→ TASK TO CARRY OUT: Look through the entries below and count the lines with the word "блакитний" in them; give only the number.

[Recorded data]

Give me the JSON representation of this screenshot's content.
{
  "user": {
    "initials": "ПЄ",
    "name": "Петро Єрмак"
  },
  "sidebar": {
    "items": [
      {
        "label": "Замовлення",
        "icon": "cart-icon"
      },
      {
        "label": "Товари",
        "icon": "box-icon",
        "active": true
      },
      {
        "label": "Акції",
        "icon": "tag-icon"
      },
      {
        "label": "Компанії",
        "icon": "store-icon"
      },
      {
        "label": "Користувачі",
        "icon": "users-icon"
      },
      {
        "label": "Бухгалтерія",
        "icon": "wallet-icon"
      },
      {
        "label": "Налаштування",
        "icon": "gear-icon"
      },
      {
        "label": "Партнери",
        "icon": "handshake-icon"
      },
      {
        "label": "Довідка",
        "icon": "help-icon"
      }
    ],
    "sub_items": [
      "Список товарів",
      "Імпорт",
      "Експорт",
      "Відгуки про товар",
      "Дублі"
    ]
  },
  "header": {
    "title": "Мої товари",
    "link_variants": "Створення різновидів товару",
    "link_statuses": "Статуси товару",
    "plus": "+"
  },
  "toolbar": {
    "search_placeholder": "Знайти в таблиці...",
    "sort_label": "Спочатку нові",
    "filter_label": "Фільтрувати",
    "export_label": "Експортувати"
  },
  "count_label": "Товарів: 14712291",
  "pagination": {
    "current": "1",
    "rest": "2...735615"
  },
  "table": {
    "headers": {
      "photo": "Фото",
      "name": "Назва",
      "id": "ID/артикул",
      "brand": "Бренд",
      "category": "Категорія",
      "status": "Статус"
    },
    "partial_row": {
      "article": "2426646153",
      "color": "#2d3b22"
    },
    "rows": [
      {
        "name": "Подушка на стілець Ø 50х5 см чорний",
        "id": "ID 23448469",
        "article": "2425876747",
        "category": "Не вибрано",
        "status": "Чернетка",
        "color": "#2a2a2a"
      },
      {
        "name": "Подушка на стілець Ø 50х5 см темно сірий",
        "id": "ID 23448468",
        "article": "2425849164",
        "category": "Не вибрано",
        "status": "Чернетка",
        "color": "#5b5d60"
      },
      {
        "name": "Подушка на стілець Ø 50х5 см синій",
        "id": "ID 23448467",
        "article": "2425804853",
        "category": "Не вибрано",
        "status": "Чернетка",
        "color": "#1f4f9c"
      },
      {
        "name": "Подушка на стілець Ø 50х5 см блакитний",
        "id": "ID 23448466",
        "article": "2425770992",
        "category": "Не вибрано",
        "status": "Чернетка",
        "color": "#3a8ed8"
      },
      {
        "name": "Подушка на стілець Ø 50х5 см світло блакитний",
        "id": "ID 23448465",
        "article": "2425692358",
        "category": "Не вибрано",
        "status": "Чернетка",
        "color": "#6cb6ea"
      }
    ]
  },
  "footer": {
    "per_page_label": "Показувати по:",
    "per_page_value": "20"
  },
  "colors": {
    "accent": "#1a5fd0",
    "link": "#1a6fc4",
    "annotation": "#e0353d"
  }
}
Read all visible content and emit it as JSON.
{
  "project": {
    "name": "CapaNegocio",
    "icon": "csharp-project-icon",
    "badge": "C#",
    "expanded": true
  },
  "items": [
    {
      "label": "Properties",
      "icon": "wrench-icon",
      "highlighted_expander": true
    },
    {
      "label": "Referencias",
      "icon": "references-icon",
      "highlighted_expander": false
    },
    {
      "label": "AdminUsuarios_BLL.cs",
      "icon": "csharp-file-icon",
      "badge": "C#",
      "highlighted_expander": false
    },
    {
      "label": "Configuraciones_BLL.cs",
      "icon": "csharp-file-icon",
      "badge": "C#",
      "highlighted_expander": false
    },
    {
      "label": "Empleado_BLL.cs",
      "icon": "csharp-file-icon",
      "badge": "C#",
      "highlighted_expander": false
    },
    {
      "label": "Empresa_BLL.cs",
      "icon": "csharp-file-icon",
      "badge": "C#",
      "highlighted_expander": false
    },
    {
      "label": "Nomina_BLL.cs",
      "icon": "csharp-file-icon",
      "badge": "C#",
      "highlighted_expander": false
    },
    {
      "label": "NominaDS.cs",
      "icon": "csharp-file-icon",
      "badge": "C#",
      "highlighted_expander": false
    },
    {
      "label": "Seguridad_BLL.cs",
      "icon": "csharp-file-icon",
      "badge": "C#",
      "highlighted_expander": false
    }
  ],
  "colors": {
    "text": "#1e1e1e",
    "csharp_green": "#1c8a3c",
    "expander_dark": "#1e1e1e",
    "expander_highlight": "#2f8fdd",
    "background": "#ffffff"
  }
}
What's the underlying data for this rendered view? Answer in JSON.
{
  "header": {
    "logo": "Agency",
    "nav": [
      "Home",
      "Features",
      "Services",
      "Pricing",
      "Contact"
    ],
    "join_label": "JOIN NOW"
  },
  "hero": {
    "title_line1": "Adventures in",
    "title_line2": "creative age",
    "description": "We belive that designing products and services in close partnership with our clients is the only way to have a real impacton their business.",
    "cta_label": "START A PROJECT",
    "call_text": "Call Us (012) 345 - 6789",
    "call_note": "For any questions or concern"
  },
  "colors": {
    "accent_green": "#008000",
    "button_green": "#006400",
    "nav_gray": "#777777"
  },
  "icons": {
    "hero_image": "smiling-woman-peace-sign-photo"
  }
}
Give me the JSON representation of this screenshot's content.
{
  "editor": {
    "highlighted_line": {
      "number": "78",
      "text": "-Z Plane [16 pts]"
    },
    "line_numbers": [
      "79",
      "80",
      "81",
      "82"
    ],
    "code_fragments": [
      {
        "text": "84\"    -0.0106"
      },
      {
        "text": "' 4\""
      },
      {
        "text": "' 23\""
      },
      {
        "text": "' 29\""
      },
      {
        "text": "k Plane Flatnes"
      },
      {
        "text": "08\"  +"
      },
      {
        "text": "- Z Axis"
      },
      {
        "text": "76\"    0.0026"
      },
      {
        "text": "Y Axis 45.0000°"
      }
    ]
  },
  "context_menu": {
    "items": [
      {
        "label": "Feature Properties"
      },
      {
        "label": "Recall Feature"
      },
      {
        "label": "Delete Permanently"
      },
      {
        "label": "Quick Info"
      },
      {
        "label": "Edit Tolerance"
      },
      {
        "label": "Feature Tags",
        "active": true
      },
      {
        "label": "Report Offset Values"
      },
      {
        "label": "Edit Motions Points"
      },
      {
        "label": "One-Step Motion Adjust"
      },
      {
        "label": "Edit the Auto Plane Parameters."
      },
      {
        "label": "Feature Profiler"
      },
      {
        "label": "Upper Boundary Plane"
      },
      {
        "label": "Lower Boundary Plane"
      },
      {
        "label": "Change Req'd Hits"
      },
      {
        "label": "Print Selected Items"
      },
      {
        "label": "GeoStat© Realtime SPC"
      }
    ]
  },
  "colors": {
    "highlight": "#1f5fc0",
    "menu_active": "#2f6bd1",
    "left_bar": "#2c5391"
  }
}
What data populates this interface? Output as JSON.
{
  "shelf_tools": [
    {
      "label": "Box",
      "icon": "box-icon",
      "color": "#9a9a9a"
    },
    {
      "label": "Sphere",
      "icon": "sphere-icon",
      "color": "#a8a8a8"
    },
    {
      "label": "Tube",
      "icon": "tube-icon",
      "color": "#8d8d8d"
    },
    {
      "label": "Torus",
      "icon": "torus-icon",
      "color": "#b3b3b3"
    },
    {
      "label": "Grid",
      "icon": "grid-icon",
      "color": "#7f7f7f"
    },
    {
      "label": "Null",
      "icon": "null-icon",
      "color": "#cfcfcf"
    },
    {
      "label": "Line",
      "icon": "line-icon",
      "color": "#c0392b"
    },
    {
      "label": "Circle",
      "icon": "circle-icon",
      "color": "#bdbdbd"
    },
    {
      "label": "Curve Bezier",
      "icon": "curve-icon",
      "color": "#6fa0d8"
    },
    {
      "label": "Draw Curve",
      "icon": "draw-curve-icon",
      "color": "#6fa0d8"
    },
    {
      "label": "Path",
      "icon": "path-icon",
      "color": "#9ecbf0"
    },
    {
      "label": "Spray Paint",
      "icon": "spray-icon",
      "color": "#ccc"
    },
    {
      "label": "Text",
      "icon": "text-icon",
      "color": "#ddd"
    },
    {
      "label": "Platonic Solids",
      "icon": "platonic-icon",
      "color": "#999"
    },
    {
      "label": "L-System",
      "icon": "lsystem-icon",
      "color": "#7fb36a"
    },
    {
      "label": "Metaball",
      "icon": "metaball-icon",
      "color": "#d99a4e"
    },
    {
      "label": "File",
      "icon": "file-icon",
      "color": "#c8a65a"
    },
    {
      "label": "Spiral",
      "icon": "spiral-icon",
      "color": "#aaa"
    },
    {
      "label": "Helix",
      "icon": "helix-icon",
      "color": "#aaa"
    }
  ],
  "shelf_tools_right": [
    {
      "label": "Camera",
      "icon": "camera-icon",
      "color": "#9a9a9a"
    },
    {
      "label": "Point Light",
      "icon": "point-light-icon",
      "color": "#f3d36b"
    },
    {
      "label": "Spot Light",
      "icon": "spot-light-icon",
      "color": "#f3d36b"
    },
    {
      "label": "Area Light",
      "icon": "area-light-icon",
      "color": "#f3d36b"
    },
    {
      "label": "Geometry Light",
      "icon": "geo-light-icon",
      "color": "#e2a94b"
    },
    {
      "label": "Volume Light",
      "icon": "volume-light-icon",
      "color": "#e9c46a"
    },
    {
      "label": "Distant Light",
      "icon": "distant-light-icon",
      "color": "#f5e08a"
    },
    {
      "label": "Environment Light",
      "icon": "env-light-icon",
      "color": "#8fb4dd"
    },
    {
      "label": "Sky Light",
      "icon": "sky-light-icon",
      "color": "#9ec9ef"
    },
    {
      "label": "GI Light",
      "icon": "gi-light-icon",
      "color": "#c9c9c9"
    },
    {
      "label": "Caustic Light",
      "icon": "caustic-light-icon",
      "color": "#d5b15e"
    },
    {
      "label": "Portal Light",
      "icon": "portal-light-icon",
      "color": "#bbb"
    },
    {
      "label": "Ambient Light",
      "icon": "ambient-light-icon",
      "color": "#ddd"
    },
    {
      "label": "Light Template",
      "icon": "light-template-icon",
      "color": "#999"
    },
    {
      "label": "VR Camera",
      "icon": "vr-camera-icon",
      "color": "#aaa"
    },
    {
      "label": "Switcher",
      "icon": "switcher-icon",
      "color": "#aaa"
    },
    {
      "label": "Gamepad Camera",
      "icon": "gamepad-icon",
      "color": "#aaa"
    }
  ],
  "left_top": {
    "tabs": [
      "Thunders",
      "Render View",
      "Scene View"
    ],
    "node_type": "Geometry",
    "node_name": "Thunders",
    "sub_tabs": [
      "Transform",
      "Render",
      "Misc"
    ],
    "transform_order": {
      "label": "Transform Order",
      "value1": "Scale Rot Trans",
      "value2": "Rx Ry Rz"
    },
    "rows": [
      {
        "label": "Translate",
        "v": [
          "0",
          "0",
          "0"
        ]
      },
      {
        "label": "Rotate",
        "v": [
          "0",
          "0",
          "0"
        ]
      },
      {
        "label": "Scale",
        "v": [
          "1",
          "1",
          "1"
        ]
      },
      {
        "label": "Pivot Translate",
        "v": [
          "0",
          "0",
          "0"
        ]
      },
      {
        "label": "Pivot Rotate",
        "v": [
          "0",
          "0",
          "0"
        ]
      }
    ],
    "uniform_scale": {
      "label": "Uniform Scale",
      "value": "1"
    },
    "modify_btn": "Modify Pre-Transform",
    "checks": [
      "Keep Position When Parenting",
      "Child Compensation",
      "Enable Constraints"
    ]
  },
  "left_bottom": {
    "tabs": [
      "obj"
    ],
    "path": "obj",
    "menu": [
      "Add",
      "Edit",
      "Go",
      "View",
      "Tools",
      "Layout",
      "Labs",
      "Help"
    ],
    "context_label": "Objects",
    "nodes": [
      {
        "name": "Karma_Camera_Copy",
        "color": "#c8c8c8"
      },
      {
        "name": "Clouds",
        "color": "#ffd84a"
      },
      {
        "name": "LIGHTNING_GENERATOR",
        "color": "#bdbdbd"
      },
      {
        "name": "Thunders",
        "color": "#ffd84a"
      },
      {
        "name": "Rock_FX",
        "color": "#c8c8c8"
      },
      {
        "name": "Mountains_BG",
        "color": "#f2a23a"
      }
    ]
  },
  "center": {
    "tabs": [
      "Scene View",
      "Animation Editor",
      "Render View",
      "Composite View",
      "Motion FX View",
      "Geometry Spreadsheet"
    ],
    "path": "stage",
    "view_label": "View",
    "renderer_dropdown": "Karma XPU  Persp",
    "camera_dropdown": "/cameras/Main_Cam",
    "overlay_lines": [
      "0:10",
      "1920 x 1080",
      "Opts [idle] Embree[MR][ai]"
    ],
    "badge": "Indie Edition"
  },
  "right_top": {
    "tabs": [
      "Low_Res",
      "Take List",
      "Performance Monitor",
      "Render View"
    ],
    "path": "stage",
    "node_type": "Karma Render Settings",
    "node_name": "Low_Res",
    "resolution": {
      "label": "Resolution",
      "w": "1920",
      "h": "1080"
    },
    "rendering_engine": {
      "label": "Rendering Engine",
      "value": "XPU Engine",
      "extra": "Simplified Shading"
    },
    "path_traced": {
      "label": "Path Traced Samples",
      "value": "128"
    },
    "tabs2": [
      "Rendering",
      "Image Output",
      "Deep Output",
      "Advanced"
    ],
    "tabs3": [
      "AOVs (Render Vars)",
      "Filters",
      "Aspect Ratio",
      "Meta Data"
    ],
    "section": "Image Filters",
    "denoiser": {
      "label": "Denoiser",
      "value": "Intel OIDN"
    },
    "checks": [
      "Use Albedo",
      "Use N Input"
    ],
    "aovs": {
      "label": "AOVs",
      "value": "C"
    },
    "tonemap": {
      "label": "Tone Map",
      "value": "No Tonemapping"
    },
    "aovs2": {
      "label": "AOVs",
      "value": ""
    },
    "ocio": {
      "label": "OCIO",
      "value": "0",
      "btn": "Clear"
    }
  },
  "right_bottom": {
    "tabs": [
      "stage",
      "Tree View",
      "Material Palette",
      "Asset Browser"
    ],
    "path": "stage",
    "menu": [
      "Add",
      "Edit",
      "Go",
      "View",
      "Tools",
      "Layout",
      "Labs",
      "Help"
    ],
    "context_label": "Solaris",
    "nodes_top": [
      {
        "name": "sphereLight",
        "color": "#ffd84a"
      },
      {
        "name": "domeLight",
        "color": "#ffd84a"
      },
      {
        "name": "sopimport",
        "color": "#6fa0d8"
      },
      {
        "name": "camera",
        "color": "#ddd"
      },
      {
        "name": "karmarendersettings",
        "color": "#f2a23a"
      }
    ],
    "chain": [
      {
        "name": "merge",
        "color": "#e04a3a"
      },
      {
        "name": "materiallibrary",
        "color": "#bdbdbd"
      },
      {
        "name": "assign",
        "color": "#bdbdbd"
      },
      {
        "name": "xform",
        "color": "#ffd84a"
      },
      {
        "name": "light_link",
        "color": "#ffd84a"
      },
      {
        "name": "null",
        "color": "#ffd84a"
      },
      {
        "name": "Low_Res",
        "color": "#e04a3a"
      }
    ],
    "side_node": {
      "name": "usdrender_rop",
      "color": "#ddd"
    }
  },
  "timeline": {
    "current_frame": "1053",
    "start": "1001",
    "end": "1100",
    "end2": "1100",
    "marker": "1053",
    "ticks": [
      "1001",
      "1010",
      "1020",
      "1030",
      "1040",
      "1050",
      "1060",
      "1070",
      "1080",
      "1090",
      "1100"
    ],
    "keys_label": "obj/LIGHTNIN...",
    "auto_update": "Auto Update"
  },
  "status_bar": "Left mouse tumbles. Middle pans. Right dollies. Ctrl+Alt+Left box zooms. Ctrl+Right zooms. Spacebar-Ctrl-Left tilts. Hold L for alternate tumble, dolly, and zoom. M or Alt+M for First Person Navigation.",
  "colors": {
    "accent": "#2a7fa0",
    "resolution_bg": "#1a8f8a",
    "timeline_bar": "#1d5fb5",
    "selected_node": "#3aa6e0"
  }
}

→ SOLUTION: 2